PASSAGE SHOWN ▸

— Start —

# Solid Oak Bed



## darenrogers (Jan 18, 2010)

My sister moved to a new apartment and decided it was time to upgrade her bed, only to find out that every bed she liked was $1200+ 

Well we figured out the type of bed she wanted, threw together a few sketches and $250 in materials and an afternoon in the shop later, this was the outcome. 

I assembled it in the shop to make sure it fit together but completed the final install in-place. My sis wasn't sure what design she wanted for the headboard, so that'll follow later.

Man I love woodworking. Makes me want to quit my job and do this full time! :laughing:


----------



## jdixon (Nov 21, 2007)

Daren that looks really nice. Great job! I'll bet your sister is overjoyed!

John


----------



## woodman42 (Aug 6, 2007)

That looks great, very solid.
Do not, I repeat, do not quit your job. Do woodworking for extra cash. Unless you are retired or win the lotto.

— End —

GIVEN EXERCISE ▸ Can you transcribe the whole solid oak bed thread above word for word, without changing anything?

DATA EXCERPTS ▸
— Start —

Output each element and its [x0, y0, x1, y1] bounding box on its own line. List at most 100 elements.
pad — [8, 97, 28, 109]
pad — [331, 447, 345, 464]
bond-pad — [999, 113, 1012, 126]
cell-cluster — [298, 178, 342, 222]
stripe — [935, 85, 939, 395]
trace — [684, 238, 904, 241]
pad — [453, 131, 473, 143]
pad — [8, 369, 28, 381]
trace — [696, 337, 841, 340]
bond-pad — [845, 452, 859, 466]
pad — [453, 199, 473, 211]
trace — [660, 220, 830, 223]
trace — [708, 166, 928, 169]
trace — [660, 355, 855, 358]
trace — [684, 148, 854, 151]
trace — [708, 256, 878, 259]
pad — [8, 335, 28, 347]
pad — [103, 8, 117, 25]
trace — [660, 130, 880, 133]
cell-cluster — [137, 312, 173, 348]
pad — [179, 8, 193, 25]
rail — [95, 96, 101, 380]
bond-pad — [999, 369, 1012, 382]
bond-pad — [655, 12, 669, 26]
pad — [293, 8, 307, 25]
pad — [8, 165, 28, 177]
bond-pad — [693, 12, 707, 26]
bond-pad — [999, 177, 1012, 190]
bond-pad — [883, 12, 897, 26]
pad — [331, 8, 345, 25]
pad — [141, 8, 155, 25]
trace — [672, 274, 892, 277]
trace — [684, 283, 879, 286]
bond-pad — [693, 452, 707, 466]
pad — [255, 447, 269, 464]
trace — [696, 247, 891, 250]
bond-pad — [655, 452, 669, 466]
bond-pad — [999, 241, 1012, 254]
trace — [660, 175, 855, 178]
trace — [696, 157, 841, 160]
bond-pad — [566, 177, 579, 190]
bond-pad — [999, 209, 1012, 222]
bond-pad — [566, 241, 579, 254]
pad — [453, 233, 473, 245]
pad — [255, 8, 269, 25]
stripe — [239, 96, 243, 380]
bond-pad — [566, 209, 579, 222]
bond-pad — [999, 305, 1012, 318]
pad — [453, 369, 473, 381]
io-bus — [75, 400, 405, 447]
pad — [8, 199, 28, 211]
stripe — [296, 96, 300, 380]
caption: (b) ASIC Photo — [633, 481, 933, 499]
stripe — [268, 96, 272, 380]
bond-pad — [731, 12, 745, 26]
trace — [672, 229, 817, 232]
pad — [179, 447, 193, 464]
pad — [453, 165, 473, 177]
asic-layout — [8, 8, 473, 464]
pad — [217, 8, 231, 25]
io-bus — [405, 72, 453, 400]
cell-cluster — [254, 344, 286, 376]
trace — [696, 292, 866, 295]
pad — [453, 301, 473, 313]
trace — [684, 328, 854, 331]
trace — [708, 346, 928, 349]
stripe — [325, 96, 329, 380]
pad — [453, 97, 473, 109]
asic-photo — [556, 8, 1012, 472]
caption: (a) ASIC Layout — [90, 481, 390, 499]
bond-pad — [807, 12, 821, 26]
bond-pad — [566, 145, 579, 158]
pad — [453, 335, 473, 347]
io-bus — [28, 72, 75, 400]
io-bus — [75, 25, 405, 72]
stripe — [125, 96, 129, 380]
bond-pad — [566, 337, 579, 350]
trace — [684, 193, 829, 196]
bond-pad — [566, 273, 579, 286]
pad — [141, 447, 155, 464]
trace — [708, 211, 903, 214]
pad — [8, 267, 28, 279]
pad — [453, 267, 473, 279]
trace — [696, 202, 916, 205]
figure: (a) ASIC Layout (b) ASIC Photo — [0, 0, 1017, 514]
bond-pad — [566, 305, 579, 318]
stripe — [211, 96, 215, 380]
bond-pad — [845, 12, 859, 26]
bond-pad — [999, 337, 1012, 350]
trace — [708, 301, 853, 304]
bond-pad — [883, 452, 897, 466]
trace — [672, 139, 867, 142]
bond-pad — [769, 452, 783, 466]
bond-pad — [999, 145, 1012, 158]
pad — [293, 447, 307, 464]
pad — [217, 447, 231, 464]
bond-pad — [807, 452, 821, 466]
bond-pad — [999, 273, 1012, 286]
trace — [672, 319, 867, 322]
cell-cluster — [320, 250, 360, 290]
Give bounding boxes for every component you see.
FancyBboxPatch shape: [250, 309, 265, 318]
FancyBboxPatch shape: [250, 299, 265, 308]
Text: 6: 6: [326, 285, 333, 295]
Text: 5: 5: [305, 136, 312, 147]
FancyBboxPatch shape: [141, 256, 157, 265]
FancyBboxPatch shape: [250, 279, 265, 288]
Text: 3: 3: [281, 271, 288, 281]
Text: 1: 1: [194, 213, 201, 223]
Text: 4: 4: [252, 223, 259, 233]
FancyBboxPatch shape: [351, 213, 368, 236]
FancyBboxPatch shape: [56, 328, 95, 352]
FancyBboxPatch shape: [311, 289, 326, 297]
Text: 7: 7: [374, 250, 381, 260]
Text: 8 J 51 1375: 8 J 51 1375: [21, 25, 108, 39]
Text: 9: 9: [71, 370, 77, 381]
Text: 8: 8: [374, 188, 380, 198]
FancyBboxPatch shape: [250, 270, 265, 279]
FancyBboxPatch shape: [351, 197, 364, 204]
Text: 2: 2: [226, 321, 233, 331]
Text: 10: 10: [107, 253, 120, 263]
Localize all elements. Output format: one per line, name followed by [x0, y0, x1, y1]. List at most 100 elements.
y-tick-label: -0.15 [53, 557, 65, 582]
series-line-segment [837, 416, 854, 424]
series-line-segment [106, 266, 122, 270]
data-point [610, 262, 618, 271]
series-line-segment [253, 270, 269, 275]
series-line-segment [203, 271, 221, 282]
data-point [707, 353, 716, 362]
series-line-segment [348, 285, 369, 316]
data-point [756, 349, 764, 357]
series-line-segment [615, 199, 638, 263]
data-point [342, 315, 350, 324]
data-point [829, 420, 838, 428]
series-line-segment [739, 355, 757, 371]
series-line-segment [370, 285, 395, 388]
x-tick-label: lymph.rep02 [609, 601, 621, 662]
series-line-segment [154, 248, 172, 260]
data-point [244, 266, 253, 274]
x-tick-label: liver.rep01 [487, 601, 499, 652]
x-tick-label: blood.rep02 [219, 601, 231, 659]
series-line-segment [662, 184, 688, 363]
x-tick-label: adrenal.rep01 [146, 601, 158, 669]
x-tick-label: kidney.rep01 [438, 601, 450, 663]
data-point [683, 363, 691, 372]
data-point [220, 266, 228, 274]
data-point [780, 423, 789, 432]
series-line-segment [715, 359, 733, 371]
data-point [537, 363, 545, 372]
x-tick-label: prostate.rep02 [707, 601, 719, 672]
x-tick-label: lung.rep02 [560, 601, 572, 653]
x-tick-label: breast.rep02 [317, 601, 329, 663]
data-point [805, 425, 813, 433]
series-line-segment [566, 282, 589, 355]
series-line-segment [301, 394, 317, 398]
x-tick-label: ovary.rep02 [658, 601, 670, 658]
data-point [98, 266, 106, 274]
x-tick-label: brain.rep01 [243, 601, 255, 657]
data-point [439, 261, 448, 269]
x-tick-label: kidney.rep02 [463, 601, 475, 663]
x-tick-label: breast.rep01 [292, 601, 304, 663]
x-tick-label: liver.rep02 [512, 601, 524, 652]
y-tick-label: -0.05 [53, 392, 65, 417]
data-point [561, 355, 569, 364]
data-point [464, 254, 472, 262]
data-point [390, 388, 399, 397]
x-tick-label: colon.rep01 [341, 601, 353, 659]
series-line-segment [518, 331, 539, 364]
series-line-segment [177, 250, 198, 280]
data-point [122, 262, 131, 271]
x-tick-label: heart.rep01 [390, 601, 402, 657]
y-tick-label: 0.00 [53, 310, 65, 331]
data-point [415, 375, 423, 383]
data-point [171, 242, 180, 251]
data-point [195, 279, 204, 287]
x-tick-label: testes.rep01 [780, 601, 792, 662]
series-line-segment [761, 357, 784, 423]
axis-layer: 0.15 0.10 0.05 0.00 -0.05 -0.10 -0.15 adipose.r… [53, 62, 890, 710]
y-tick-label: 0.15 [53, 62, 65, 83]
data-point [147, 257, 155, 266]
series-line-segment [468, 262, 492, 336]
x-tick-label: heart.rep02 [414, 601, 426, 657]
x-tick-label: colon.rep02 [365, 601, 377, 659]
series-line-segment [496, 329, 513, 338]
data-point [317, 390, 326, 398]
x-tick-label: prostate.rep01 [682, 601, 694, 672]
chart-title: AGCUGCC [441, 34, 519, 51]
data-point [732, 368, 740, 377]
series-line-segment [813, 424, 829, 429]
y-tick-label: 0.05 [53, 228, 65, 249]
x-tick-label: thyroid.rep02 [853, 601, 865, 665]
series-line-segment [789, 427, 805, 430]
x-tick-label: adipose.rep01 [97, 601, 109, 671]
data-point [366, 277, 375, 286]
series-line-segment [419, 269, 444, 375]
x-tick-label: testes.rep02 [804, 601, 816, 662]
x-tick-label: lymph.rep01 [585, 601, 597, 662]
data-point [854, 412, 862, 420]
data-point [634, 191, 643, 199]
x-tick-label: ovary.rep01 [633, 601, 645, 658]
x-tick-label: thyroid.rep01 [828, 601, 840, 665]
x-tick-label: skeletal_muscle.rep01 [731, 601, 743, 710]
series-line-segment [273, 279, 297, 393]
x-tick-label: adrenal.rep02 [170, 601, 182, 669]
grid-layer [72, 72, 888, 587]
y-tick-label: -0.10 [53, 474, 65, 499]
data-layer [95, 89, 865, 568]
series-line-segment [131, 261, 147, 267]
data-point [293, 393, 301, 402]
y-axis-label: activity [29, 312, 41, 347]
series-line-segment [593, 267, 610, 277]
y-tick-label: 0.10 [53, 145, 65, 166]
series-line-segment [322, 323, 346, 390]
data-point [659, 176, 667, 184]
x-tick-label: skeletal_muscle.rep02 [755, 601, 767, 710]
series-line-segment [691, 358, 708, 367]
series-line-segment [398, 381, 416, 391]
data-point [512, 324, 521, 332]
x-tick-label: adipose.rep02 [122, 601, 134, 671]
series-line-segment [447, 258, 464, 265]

— End —

FINISHED TASK ▸
# Solid Oak Bed



## darenrogers (Jan 18, 2010)

My sister moved to a new apartment and decided it was time to upgrade her bed, only to find out that every bed she liked was $1200+ 

Well we figured out the type of bed she wanted, threw together a few sketches and $250 in materials and an afternoon in the shop later, this was the outcome. 

I assembled it in the shop to make sure it fit together but completed the final install in-place. My sis wasn't sure what design she wanted for the headboard, so that'll follow later.

Man I love woodworking. Makes me want to quit my job and do this full time! :laughing:


----------



## jdixon (Nov 21, 2007)

Daren that looks really nice. Great job! I'll bet your sister is overjoyed!

John


----------



## woodman42 (Aug 6, 2007)

That looks great, very solid.
Do not, I repeat, do not quit your job. Do woodworking for extra cash. Unless you are retired or win the lotto.